Written instruction: Copy out the lines of the material below word for word, from its very first line through the line holding "bullet-item: Early nutrition", both included.

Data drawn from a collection
--

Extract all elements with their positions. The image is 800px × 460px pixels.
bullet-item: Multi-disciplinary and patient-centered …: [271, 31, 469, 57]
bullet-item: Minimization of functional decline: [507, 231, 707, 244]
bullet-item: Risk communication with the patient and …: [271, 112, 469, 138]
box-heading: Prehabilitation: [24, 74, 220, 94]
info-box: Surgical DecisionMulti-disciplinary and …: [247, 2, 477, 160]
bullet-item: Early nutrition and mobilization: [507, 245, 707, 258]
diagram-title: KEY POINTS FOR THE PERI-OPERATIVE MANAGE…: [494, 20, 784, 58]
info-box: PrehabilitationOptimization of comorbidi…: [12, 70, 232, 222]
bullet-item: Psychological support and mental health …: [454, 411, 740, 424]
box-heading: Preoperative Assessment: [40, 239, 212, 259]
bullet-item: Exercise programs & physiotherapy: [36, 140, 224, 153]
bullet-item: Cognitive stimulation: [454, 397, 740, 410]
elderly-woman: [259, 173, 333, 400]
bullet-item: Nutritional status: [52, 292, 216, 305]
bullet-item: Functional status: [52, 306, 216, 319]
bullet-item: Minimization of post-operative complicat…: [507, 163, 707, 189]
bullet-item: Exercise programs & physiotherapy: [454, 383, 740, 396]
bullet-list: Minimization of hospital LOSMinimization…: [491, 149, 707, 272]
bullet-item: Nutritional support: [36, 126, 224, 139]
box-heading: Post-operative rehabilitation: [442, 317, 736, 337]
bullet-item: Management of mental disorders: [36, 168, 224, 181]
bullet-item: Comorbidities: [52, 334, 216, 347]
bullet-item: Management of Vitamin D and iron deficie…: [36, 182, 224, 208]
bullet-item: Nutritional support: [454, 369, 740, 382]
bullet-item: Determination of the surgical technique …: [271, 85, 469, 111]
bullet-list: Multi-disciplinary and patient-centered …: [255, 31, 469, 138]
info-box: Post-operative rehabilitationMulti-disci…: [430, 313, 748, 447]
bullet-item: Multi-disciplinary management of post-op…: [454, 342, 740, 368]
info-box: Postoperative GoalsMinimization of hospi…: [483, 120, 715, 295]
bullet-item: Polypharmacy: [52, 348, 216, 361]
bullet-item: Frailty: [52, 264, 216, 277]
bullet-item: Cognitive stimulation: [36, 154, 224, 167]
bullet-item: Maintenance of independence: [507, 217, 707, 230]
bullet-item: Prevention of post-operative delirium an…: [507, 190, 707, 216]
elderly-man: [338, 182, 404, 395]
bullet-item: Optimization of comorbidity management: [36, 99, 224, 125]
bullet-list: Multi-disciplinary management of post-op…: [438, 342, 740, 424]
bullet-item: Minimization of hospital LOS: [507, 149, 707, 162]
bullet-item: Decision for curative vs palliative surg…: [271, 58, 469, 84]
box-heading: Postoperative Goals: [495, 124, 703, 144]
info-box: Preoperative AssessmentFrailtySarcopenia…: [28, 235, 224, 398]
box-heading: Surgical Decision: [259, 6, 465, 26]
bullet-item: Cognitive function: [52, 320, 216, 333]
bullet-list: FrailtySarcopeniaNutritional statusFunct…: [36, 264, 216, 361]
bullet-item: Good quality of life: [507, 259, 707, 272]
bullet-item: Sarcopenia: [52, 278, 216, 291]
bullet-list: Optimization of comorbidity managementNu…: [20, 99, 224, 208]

--

Result:
Extract all elements with their positions. The image is 800px × 460px pixels.
bullet-item: Multi-disciplinary and patient-centered …: [271, 31, 469, 57]
bullet-item: Minimization of functional decline: [507, 231, 707, 244]
bullet-item: Risk communication with the patient and …: [271, 112, 469, 138]
box-heading: Prehabilitation: [24, 74, 220, 94]
info-box: Surgical DecisionMulti-disciplinary and …: [247, 2, 477, 160]
bullet-item: Early nutrition and mobilization: [507, 245, 707, 258]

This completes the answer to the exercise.